_Part of a data file_
--- START ---
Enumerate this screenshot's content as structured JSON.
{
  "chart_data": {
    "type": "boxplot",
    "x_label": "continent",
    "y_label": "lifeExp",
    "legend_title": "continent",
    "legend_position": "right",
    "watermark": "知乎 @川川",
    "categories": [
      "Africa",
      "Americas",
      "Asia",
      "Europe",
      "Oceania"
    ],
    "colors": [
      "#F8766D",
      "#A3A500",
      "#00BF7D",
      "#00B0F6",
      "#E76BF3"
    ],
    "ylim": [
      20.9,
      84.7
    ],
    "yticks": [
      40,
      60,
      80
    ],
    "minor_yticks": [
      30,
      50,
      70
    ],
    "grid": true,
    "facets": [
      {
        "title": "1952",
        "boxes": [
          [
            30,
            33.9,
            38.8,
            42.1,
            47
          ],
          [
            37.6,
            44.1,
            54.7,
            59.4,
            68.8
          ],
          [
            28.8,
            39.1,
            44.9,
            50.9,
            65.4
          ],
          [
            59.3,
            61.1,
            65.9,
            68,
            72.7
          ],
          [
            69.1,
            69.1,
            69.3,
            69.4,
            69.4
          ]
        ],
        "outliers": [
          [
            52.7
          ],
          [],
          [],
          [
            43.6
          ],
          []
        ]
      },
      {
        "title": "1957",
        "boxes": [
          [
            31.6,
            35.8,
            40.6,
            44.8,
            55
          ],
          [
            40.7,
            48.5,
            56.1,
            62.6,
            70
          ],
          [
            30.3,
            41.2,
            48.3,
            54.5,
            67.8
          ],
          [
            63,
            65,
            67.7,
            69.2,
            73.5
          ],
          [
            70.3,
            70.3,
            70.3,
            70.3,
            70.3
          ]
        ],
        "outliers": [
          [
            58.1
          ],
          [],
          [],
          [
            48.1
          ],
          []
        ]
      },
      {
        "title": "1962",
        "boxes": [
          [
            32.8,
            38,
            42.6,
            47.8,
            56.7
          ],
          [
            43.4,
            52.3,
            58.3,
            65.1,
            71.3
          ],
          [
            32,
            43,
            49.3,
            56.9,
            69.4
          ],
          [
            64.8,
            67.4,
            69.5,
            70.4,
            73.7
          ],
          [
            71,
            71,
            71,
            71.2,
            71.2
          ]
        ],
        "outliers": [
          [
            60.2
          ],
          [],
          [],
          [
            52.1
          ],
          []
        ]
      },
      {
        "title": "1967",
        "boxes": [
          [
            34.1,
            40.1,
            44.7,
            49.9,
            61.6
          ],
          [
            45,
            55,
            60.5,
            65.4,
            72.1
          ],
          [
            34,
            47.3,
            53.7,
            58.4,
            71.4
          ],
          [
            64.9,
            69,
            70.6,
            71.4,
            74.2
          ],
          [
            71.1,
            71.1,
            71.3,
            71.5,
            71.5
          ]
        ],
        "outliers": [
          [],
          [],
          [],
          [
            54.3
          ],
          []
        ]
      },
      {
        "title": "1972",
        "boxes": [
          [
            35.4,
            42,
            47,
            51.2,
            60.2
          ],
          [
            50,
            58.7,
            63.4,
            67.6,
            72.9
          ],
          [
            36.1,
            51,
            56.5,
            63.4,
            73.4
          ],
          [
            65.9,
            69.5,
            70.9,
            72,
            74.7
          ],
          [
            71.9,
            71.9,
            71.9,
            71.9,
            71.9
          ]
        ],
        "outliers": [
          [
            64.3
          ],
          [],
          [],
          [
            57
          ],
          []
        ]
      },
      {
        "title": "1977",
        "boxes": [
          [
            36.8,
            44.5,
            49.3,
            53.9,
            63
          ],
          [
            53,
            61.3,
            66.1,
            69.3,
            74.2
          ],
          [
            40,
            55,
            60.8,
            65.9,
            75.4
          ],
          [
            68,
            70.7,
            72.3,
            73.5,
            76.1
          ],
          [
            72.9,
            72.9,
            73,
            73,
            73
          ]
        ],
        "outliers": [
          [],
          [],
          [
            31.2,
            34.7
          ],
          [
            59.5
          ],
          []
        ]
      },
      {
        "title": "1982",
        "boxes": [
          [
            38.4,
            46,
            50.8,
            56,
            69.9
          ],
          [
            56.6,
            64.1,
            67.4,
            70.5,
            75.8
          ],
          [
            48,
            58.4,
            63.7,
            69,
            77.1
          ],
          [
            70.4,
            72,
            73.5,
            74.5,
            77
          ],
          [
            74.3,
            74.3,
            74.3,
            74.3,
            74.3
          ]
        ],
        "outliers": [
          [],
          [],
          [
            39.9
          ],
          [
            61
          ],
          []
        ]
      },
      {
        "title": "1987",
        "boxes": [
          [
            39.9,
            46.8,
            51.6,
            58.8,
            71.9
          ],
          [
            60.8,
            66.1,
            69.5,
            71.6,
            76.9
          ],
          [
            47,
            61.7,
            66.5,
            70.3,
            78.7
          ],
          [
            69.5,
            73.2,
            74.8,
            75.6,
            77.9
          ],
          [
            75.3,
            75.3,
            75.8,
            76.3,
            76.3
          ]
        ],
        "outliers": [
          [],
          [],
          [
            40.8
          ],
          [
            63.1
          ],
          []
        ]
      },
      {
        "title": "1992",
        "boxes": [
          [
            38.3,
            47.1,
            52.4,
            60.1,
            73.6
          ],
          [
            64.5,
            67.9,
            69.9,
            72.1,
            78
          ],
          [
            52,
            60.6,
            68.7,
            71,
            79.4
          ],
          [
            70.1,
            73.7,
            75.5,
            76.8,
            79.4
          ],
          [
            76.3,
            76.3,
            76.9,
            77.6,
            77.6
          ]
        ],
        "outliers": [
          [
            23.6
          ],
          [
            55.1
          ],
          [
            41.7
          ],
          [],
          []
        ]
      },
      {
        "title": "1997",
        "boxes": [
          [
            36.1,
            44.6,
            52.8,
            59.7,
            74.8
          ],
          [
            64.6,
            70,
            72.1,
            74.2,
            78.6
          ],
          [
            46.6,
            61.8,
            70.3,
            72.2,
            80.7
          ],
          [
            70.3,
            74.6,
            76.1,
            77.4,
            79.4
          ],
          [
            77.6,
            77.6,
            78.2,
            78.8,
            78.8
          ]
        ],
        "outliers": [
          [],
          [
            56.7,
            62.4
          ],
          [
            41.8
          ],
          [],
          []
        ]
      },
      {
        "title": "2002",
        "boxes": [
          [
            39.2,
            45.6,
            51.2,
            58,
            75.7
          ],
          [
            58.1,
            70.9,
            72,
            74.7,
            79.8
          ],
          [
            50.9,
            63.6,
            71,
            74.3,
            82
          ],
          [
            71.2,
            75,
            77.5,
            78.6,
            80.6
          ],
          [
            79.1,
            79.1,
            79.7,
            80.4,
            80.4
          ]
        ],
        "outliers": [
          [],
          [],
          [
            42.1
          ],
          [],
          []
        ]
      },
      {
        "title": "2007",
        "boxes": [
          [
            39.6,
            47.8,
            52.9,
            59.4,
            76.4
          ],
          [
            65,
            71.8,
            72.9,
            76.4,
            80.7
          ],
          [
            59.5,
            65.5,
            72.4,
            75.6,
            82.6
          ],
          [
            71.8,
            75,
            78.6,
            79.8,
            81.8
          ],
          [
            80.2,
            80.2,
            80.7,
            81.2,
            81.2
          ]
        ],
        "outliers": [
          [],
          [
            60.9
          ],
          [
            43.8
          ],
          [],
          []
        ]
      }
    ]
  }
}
--- END ---
_PROBLEM TO WORK ON_
Reproduce each entry exactly, leaving out nothing.

_EXERCISE OUTPUT_
Enumerate this screenshot's content as structured JSON.
{
  "chart_data": {
    "type": "boxplot",
    "x_label": "continent",
    "y_label": "lifeExp",
    "legend_title": "continent",
    "legend_position": "right",
    "watermark": "知乎 @川川",
    "categories": [
      "Africa",
      "Americas",
      "Asia",
      "Europe",
      "Oceania"
    ],
    "colors": [
      "#F8766D",
      "#A3A500",
      "#00BF7D",
      "#00B0F6",
      "#E76BF3"
    ],
    "ylim": [
      20.9,
      84.7
    ],
    "yticks": [
      40,
      60,
      80
    ],
    "minor_yticks": [
      30,
      50,
      70
    ],
    "grid": true,
    "facets": [
      {
        "title": "1952",
        "boxes": [
          [
            30,
            33.9,
            38.8,
            42.1,
            47
          ],
          [
            37.6,
            44.1,
            54.7,
            59.4,
            68.8
          ],
          [
            28.8,
            39.1,
            44.9,
            50.9,
            65.4
          ],
          [
            59.3,
            61.1,
            65.9,
            68,
            72.7
          ],
          [
            69.1,
            69.1,
            69.3,
            69.4,
            69.4
          ]
        ],
        "outliers": [
          [
            52.7
          ],
          [],
          [],
          [
            43.6
          ],
          []
        ]
      },
      {
        "title": "1957",
        "boxes": [
          [
            31.6,
            35.8,
            40.6,
            44.8,
            55
          ],
          [
            40.7,
            48.5,
            56.1,
            62.6,
            70
          ],
          [
            30.3,
            41.2,
            48.3,
            54.5,
            67.8
          ],
          [
            63,
            65,
            67.7,
            69.2,
            73.5
          ],
          [
            70.3,
            70.3,
            70.3,
            70.3,
            70.3
          ]
        ],
        "outliers": [
          [
            58.1
          ],
          [],
          [],
          [
            48.1
          ],
          []
        ]
      },
      {
        "title": "1962",
        "boxes": [
          [
            32.8,
            38,
            42.6,
            47.8,
            56.7
          ],
          [
            43.4,
            52.3,
            58.3,
            65.1,
            71.3
          ],
          [
            32,
            43,
            49.3,
            56.9,
            69.4
          ],
          [
            64.8,
            67.4,
            69.5,
            70.4,
            73.7
          ],
          [
            71,
            71,
            71,
            71.2,
            71.2
          ]
        ],
        "outliers": [
          [
            60.2
          ],
          [],
          [],
          [
            52.1
          ],
          []
        ]
      },
      {
        "title": "1967",
        "boxes": [
          [
            34.1,
            40.1,
            44.7,
            49.9,
            61.6
          ],
          [
            45,
            55,
            60.5,
            65.4,
            72.1
          ],
          [
            34,
            47.3,
            53.7,
            58.4,
            71.4
          ],
          [
            64.9,
            69,
            70.6,
            71.4,
            74.2
          ],
          [
            71.1,
            71.1,
            71.3,
            71.5,
            71.5
          ]
        ],
        "outliers": [
          [],
          [],
          [],
          [
            54.3
          ],
          []
        ]
      },
      {
        "title": "1972",
        "boxes": [
          [
            35.4,
            42,
            47,
            51.2,
            60.2
          ],
          [
            50,
            58.7,
            63.4,
            67.6,
            72.9
          ],
          [
            36.1,
            51,
            56.5,
            63.4,
            73.4
          ],
          [
            65.9,
            69.5,
            70.9,
            72,
            74.7
          ],
          [
            71.9,
            71.9,
            71.9,
            71.9,
            71.9
          ]
        ],
        "outliers": [
          [
            64.3
          ],
          [],
          [],
          [
            57
          ],
          []
        ]
      },
      {
        "title": "1977",
        "boxes": [
          [
            36.8,
            44.5,
            49.3,
            53.9,
            63
          ],
          [
            53,
            61.3,
            66.1,
            69.3,
            74.2
          ],
          [
            40,
            55,
            60.8,
            65.9,
            75.4
          ],
          [
            68,
            70.7,
            72.3,
            73.5,
            76.1
          ],
          [
            72.9,
            72.9,
            73,
            73,
            73
          ]
        ],
        "outliers": [
          [],
          [],
          [
            31.2,
            34.7
          ],
          [
            59.5
          ],
          []
        ]
      },
      {
        "title": "1982",
        "boxes": [
          [
            38.4,
            46,
            50.8,
            56,
            69.9
          ],
          [
            56.6,
            64.1,
            67.4,
            70.5,
            75.8
          ],
          [
            48,
            58.4,
            63.7,
            69,
            77.1
          ],
          [
            70.4,
            72,
            73.5,
            74.5,
            77
          ],
          [
            74.3,
            74.3,
            74.3,
            74.3,
            74.3
          ]
        ],
        "outliers": [
          [],
          [],
          [
            39.9
          ],
          [
            61
          ],
          []
        ]
      },
      {
        "title": "1987",
        "boxes": [
          [
            39.9,
            46.8,
            51.6,
            58.8,
            71.9
          ],
          [
            60.8,
            66.1,
            69.5,
            71.6,
            76.9
          ],
          [
            47,
            61.7,
            66.5,
            70.3,
            78.7
          ],
          [
            69.5,
            73.2,
            74.8,
            75.6,
            77.9
          ],
          [
            75.3,
            75.3,
            75.8,
            76.3,
            76.3
          ]
        ],
        "outliers": [
          [],
          [],
          [
            40.8
          ],
          [
            63.1
          ],
          []
        ]
      },
      {
        "title": "1992",
        "boxes": [
          [
            38.3,
            47.1,
            52.4,
            60.1,
            73.6
          ],
          [
            64.5,
            67.9,
            69.9,
            72.1,
            78
          ],
          [
            52,
            60.6,
            68.7,
            71,
            79.4
          ],
          [
            70.1,
            73.7,
            75.5,
            76.8,
            79.4
          ],
          [
            76.3,
            76.3,
            76.9,
            77.6,
            77.6
          ]
        ],
        "outliers": [
          [
            23.6
          ],
          [
            55.1
          ],
          [
            41.7
          ],
          [],
          []
        ]
      },
      {
        "title": "1997",
        "boxes": [
          [
            36.1,
            44.6,
            52.8,
            59.7,
            74.8
          ],
          [
            64.6,
            70,
            72.1,
            74.2,
            78.6
          ],
          [
            46.6,
            61.8,
            70.3,
            72.2,
            80.7
          ],
          [
            70.3,
            74.6,
            76.1,
            77.4,
            79.4
          ],
          [
            77.6,
            77.6,
            78.2,
            78.8,
            78.8
          ]
        ],
        "outliers": [
          [],
          [
            56.7,
            62.4
          ],
          [
            41.8
          ],
          [],
          []
        ]
      },
      {
        "title": "2002",
        "boxes": [
          [
            39.2,
            45.6,
            51.2,
            58,
            75.7
          ],
          [
            58.1,
            70.9,
            72,
            74.7,
            79.8
          ],
          [
            50.9,
            63.6,
            71,
            74.3,
            82
          ],
          [
            71.2,
            75,
            77.5,
            78.6,
            80.6
          ],
          [
            79.1,
            79.1,
            79.7,
            80.4,
            80.4
          ]
        ],
        "outliers": [
          [],
          [],
          [
            42.1
          ],
          [],
          []
        ]
      },
      {
        "title": "2007",
        "boxes": [
          [
            39.6,
            47.8,
            52.9,
            59.4,
            76.4
          ],
          [
            65,
            71.8,
            72.9,
            76.4,
            80.7
          ],
          [
            59.5,
            65.5,
            72.4,
            75.6,
            82.6
          ],
          [
            71.8,
            75,
            78.6,
            79.8,
            81.8
          ],
          [
            80.2,
            80.2,
            80.7,
            81.2,
            81.2
          ]
        ],
        "outliers": [
          [],
          [
            60.9
          ],
          [
            43.8
          ],
          [],
          []
        ]
      }
    ]
  }
}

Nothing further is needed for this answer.